Phase	Measures	Default budget
1 — functional	CRUD, MCP handshake, curator dry-run, backup	~30 s (3 nodes in parallel)
2 — federation	4 agents × 50 writes × 3 nodes, 90 s settle, quorum probes	~3 min
3 — migration	1000-memory SQLite → Postgres → SQLite round-trip	~3 min
4 — chaos	50 cycles × 2 default fault classes (configurable)	~6-8 min

Full mechanics: Methodology.

Infrastructure¶

Component	Size	Role
`node-a`, `node-b`, `node-c`	`s-2vcpu-4gb`	Peer nodes for quorum mesh + migration host
`chaos-client`	`s-1vcpu-2gb`	Orchestration + Phase 4 local 3-process harness
VPC	`10.250.0.0/24` in region	Peer-to-peer federation (port 9077) is VPC-only
Firewall	DO Cloud Firewall	SSH from runner; 9077 from VPC + runner only

All infrastructure is defined in terraform/. The workflow runs terraform apply at campaign start and terraform destroy at teardown regardless of phase outcome.

Release history¶

Every released vX.Y.Z ships a releases/<version>/summary.json artifact that this page reads at build time. The highest-semver entry is the headline banner above; the table below lists every published release in reverse-chronological order. See Campaign runs for every campaign attempt (including failed runs) per release.

──────────────────────────────

WHAT YOU SHOULD DO: According to the campaign excerpt, which port does peer-to-peer federation use? Answer from the campaign excerpt alone.

──────────────────────────────

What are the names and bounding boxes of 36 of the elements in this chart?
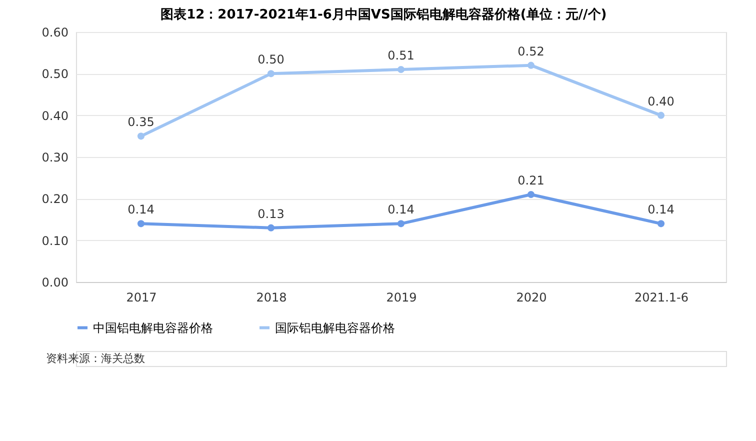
x-tick-label: 2018 (256, 290, 287, 304)
chart-title: 图表12：2017-2021年1-6月中国VS国际铝电解电容器价格(单位：元//个) (160, 6, 607, 22)
data-label: 0.14 (128, 202, 154, 217)
x-tick-label: 2019 (386, 290, 417, 304)
x-tick-label: 2020 (516, 290, 547, 304)
point (137, 220, 145, 228)
y-tick-label: 0.00 (42, 276, 68, 290)
legend-label: 中国铝电解电容器价格 (93, 320, 213, 335)
point (527, 190, 535, 198)
data-label: 0.21 (518, 174, 544, 188)
point (397, 66, 405, 74)
text: 资料来源：海关总数 (46, 352, 145, 365)
point (137, 132, 145, 140)
point (657, 220, 665, 228)
data-label: 0.35 (128, 115, 154, 130)
point (267, 70, 275, 78)
y-tick-label: 0.50 (42, 67, 68, 82)
x-tick-label: 2017 (126, 290, 157, 304)
y-tick-label: 0.20 (42, 192, 68, 206)
data-label: 0.50 (258, 52, 284, 67)
data-label: 0.52 (518, 44, 544, 58)
y-tick-label: 0.40 (42, 108, 68, 123)
data-label: 0.14 (648, 202, 674, 217)
x-tick-label: 2021.1-6 (634, 290, 688, 304)
point (267, 224, 275, 232)
y-tick-label: 0.10 (42, 234, 68, 248)
y-tick-label: 0.30 (42, 150, 68, 164)
point (397, 220, 405, 228)
legend-label: 国际铝电解电容器价格 (275, 320, 395, 335)
point (657, 112, 665, 119)
data-label: 0.40 (648, 94, 674, 108)
data-label: 0.14 (388, 202, 414, 217)
data-label: 0.13 (258, 206, 284, 221)
point (527, 62, 535, 69)
y-tick-label: 0.60 (42, 26, 68, 40)
data-label: 0.51 (388, 48, 414, 62)
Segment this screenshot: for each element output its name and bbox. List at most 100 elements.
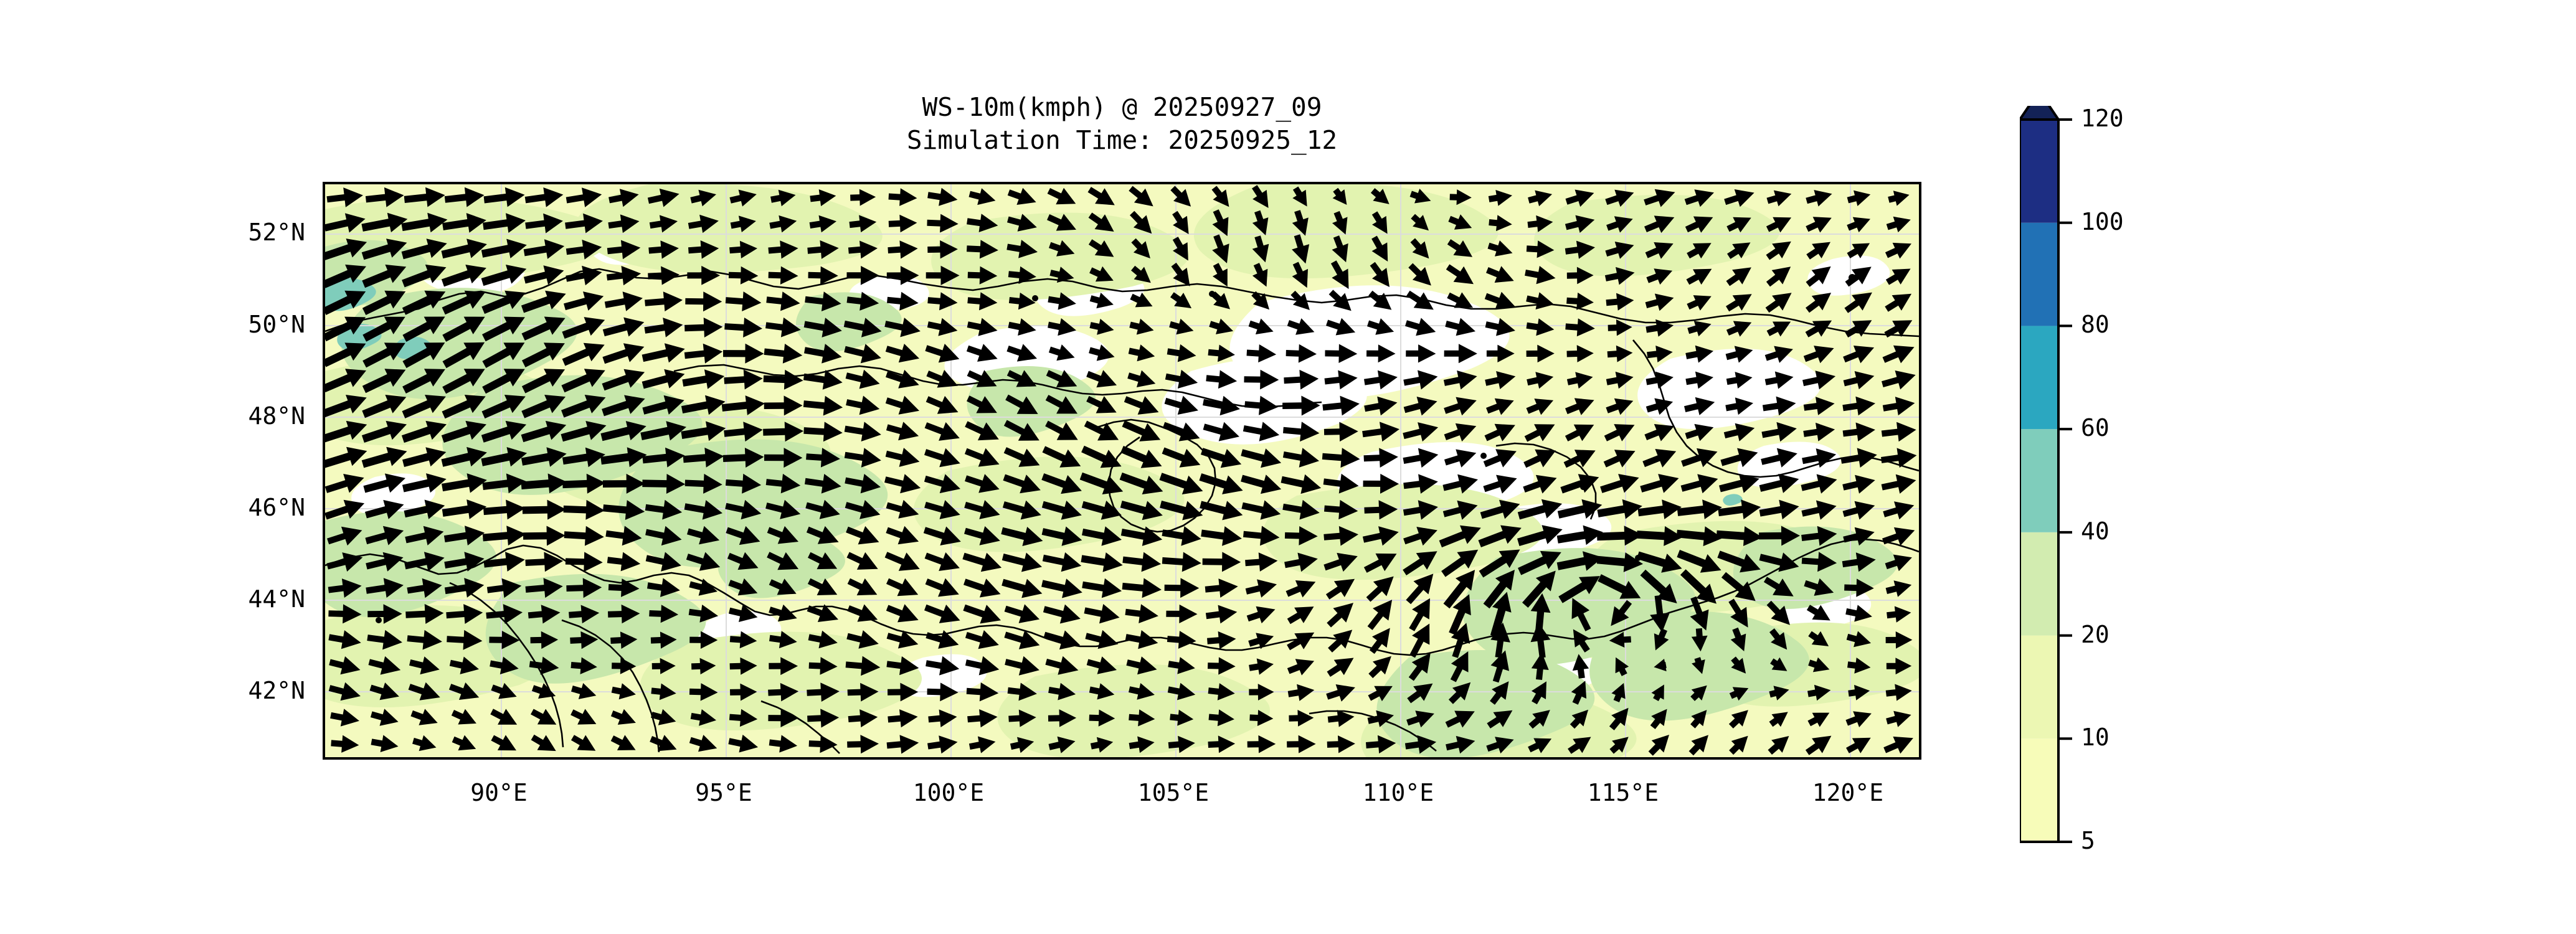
wind-arrow [1806, 242, 1830, 260]
wind-arrow [1524, 424, 1555, 442]
wind-arrow [1087, 187, 1115, 205]
wind-arrow [443, 526, 485, 545]
wind-arrow [1720, 448, 1758, 468]
wind-arrow [1765, 293, 1792, 313]
wind-arrow [965, 656, 1000, 676]
wind-arrow [1089, 293, 1114, 309]
wind-arrow [365, 499, 404, 519]
wind-arrow [1687, 243, 1712, 259]
wind-arrow [1526, 292, 1555, 309]
wind-arrow [1570, 709, 1588, 729]
wind-arrow [1047, 214, 1076, 231]
wind-arrow [1881, 448, 1917, 468]
wind-arrow [1604, 267, 1635, 285]
wind-arrow [1598, 574, 1641, 599]
wind-arrow [1490, 650, 1509, 683]
wind-arrow [1367, 710, 1394, 727]
wind-arrow [1843, 527, 1875, 546]
wind-arrow [642, 343, 685, 363]
wind-arrow [1882, 527, 1915, 546]
wind-arrow [1885, 268, 1911, 285]
wind-arrow [1124, 396, 1159, 415]
wind-arrow [1490, 681, 1509, 705]
wind-arrow [1557, 499, 1603, 519]
wind-arrow [1450, 651, 1469, 682]
wind-arrow [723, 343, 764, 364]
wind-arrow [612, 658, 637, 674]
wind-arrow [1882, 397, 1915, 416]
wind-arrow [967, 395, 997, 413]
wind-arrow [1759, 499, 1799, 520]
wind-arrow [726, 473, 762, 494]
wind-arrow [1845, 267, 1872, 287]
wind-arrow [1048, 736, 1076, 753]
wind-arrow [927, 318, 958, 336]
wind-arrow [1444, 449, 1477, 468]
wind-arrow [1160, 501, 1203, 521]
wind-arrow [1604, 424, 1635, 441]
lat-tick-50: 50°N [248, 311, 305, 338]
wind-arrow [927, 214, 959, 233]
wind-arrow [927, 682, 959, 702]
wind-arrow [1606, 371, 1634, 389]
wind-arrow [807, 240, 839, 259]
wind-arrow [1642, 449, 1677, 468]
wind-arrow [1845, 320, 1872, 337]
wind-arrow [325, 213, 366, 233]
wind-arrow [649, 215, 678, 233]
wind-arrow [1654, 659, 1667, 672]
wind-arrow [442, 316, 485, 342]
wind-arrow [610, 631, 638, 649]
wind-arrow [571, 709, 597, 725]
wind-arrow [605, 526, 642, 546]
wind-arrow [1249, 658, 1274, 675]
wind-arrow [1484, 291, 1516, 310]
wind-arrow [1448, 682, 1471, 704]
wind-arrow [1130, 210, 1152, 234]
wind-arrow [1572, 654, 1589, 679]
wind-arrow [1243, 526, 1280, 546]
wind-arrow [1843, 346, 1875, 364]
colorbar-band-5-10 [2020, 738, 2058, 842]
wind-arrow [491, 682, 517, 699]
wind-arrow [1362, 422, 1399, 442]
wind-arrow [521, 290, 566, 313]
wind-arrow [803, 370, 843, 390]
wind-arrow [1726, 294, 1752, 312]
wind-arrow [1041, 526, 1082, 546]
wind-arrow [523, 239, 565, 259]
wind-arrow [1246, 606, 1276, 624]
wind-arrow [610, 735, 636, 750]
wind-arrow [566, 187, 602, 207]
wind-arrow [767, 552, 799, 570]
wind-arrow [405, 604, 444, 624]
wind-arrow [765, 317, 801, 337]
wind-arrow [1566, 345, 1594, 362]
wind-arrow [1526, 240, 1555, 258]
wind-arrow [968, 188, 996, 205]
wind-arrow [491, 735, 516, 751]
wind-arrow [408, 682, 440, 700]
colorbar-label-5: 5 [2081, 827, 2095, 854]
wind-arrow [1332, 235, 1348, 263]
wind-arrow [1885, 554, 1912, 572]
lon-tick-95: 95°E [695, 779, 752, 806]
wind-arrow [846, 395, 880, 415]
wind-arrow [1808, 631, 1829, 646]
wind-arrow [1605, 242, 1634, 259]
wind-arrow [483, 552, 525, 572]
wind-arrow [531, 709, 557, 725]
wind-arrow [1328, 290, 1352, 311]
wind-arrow [442, 395, 486, 419]
wind-arrow [1596, 552, 1643, 572]
wind-arrow [489, 631, 520, 649]
wind-arrow [924, 422, 960, 441]
wind-arrow [924, 474, 960, 494]
wind-arrow [1522, 570, 1556, 608]
wind-arrow [844, 422, 881, 441]
wind-arrow [1211, 291, 1230, 309]
wind-arrow [724, 369, 763, 390]
wind-arrow [1483, 449, 1517, 468]
wind-arrow [1885, 242, 1911, 259]
wind-arrow [1403, 448, 1439, 468]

──────────────────────────────

ANSWER FOR THE TASK: Port 9077.